++++ Record extracts ++++
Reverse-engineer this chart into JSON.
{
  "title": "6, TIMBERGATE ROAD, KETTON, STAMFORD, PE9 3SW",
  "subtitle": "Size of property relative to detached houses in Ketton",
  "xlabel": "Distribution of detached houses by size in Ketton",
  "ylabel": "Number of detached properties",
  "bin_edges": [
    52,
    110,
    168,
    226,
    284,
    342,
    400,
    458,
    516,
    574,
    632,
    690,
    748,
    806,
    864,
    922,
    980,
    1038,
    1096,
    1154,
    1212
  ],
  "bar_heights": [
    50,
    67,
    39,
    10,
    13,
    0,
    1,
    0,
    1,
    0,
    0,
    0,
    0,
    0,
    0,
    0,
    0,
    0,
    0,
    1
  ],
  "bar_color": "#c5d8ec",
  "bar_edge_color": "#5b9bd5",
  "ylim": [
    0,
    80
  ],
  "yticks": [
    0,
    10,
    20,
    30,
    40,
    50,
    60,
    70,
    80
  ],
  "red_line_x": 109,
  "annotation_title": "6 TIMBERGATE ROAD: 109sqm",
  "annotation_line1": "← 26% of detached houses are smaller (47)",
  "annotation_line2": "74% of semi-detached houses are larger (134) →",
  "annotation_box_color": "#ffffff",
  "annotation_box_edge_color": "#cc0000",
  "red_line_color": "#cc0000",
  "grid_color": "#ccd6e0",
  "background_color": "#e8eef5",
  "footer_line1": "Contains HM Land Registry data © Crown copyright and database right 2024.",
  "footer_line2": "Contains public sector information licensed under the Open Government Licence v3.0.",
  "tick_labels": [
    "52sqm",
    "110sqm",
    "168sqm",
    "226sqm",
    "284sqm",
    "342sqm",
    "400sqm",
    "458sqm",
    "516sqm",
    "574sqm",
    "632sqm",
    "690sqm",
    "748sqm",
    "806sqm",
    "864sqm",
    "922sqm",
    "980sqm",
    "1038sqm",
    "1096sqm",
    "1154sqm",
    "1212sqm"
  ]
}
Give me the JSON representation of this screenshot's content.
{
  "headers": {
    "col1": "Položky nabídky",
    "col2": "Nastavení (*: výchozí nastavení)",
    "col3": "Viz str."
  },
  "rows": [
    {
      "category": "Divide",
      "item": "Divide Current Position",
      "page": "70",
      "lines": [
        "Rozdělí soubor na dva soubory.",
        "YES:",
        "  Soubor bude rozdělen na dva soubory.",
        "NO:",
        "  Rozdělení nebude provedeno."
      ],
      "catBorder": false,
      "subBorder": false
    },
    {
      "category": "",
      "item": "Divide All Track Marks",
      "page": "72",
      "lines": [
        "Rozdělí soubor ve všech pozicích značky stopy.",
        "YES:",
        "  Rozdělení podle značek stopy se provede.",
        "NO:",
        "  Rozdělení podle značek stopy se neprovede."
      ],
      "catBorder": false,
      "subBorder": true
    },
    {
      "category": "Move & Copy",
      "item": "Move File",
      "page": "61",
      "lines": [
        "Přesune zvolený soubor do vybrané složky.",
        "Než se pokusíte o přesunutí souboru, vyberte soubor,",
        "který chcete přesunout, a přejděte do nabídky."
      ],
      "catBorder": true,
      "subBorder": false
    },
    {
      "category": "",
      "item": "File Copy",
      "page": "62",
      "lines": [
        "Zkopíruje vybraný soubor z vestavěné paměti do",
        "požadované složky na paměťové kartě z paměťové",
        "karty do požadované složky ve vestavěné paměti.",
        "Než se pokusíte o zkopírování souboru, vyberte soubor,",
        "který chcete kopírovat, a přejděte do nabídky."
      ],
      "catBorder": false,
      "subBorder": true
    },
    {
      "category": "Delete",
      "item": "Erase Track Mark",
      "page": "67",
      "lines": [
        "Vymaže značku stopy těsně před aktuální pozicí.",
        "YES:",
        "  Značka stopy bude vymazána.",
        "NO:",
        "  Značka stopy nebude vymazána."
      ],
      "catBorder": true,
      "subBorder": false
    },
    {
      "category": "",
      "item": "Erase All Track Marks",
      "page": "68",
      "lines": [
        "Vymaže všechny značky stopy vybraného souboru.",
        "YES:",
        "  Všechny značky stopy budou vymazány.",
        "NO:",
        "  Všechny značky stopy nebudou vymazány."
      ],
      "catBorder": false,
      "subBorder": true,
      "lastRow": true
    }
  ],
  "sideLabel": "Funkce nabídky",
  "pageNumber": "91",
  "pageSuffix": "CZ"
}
++++
** Instructions for the task **
List the lines of the entries that include "houses".

** Solution **
  "subtitle": "Size of property relative to detached houses in Ketton",
  "xlabel": "Distribution of detached houses by size in Ketton",
  "annotation_line1": "← 26% of detached houses are smaller (47)",
  "annotation_line2": "74% of semi-detached houses are larger (134) →",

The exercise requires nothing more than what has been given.